- **PASSAGE**:
+--
In the morning, Mosoul.  Hoarse cries of the Arabs.  The camels and sheep disappear from this desert landscape –suffocating heat.  We are a lonely few in the restaurant wagon, abandoned by its chef who, suffering from a terrible migraine, is being tended to by the British Captain.  It’s a little unbridled and everyone retires half-nude beneath the fan in their room.  Only the rich Kurds, swords at their sides, seemed not to suffer from the heat.  The young blond woman, who had boarded the train at Ankara found their provocative demeanor somewhat alarming, and preferred to take refuge in my company.  Information sought after from the Captain, these gentlemen were reputed smugglers.

 

With the first stands of palms we are at our windows, but the air that we imagined fresher, at the sight of verdure, remains stifling.  We make out the large Shiite mosque with its minarets and golden cupolas sparkling in the sunlight.

 

The train stops, not at any station, but in the middle of the desert sands.  We are in Baghdad, we are told, and the wave of thickset porters rising out of the sands convinces us of the fact.  Happily, a certain agent Cook saves us, and under the protection of the secretary of the Iranian League we arrive at the Semiramus Hotel.  In English Colonial style with the indispensable fan, a lovely lawn runs right down to the Tigris.  Beyond, lie the palms.  A small crescent moon above the stand of palms is reflected in the calm waters of the Tigris dotted here and there with small boats.  On the horizon, through the palm trunks, the red-flaring sun throws its lively hue.  It is at this moment, that the British Captain takes his departure, leaving us an envelope upon which are written three verses, reminiscent of biblical passages:

 

By the twin river

I be thought me of the weeping

And the willows and the harp.
+--
[Element location listings]
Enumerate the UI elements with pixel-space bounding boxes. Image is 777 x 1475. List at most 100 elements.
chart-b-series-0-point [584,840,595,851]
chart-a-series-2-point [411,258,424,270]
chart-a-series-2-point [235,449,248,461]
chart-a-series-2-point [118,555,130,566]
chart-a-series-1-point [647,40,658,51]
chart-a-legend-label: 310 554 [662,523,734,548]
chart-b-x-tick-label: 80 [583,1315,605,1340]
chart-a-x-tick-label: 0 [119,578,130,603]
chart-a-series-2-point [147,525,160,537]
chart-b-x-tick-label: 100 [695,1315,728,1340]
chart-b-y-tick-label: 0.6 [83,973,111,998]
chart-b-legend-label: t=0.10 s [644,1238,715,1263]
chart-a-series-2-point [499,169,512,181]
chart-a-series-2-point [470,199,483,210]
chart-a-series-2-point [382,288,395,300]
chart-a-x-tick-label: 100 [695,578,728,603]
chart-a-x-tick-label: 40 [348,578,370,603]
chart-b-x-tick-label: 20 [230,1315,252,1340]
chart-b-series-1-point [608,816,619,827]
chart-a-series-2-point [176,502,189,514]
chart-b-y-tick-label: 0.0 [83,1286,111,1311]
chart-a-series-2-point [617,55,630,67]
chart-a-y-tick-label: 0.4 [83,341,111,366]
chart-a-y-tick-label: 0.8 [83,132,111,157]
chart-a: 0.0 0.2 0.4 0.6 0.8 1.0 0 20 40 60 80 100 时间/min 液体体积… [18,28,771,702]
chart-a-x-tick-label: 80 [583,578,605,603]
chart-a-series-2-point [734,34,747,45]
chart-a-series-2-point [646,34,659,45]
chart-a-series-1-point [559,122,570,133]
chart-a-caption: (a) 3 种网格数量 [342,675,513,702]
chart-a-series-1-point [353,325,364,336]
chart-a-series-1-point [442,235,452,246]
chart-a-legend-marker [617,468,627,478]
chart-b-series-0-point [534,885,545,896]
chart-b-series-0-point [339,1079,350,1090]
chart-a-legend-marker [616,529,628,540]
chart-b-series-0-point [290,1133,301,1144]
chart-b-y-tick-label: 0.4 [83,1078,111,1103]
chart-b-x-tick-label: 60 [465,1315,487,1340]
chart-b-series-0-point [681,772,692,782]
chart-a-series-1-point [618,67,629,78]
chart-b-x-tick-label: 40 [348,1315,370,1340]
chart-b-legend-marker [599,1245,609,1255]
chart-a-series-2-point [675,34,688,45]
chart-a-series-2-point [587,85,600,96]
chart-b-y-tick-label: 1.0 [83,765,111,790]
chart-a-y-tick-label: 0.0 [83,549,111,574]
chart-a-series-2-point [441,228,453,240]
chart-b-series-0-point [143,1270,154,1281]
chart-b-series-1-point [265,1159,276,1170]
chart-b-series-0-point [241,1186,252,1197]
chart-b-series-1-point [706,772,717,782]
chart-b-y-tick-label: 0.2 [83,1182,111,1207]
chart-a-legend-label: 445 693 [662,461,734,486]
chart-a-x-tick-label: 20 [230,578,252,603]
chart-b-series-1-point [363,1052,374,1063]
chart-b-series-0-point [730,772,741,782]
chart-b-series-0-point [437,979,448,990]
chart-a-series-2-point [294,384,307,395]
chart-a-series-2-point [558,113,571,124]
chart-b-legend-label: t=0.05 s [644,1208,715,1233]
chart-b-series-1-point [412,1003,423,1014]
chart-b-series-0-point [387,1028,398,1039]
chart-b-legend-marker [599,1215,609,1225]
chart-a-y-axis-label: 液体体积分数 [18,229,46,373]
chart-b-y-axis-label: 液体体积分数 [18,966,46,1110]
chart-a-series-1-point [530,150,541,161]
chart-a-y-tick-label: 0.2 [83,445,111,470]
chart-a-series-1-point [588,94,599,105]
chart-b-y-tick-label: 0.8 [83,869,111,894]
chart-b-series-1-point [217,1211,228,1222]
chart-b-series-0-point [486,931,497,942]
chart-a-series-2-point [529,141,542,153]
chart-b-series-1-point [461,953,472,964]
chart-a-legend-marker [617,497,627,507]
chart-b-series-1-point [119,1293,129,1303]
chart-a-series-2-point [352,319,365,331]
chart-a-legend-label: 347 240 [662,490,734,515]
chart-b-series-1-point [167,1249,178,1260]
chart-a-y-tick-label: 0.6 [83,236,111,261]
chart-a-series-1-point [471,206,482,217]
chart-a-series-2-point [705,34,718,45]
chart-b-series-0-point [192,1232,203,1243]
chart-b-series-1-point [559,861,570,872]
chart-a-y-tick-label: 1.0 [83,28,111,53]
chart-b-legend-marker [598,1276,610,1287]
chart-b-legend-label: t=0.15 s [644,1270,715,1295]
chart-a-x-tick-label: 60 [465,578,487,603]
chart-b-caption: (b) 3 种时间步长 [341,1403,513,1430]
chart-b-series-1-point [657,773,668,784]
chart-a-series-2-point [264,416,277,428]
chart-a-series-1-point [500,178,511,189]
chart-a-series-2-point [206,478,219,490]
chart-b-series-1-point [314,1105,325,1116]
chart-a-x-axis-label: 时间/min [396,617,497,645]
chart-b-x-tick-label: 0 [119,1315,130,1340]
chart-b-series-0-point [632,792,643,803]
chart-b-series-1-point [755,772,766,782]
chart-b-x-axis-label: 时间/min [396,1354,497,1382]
+--
- **PROBLEMS**:
1) In the passage about the train journey to Baghdad, at which hotel do the travelers arrive under the protection of the secretary of the Iranian League?
2) Write out the entries from the first line through the line containing "chart-a-series-2-point [147,525,160,537]", swapping "bounding boxes" for "coordinate boxes" and leaving everything else unchanged.

- **SOLUTIONS PER TASK**:
1) The Semiramus Hotel.

2)
Enumerate the UI elements with pixel-space coordinate boxes. Image is 777 x 1475. List at most 100 elements.
chart-b-series-0-point [584,840,595,851]
chart-a-series-2-point [411,258,424,270]
chart-a-series-2-point [235,449,248,461]
chart-a-series-2-point [118,555,130,566]
chart-a-series-1-point [647,40,658,51]
chart-a-legend-label: 310 554 [662,523,734,548]
chart-b-x-tick-label: 80 [583,1315,605,1340]
chart-a-x-tick-label: 0 [119,578,130,603]
chart-a-series-2-point [147,525,160,537]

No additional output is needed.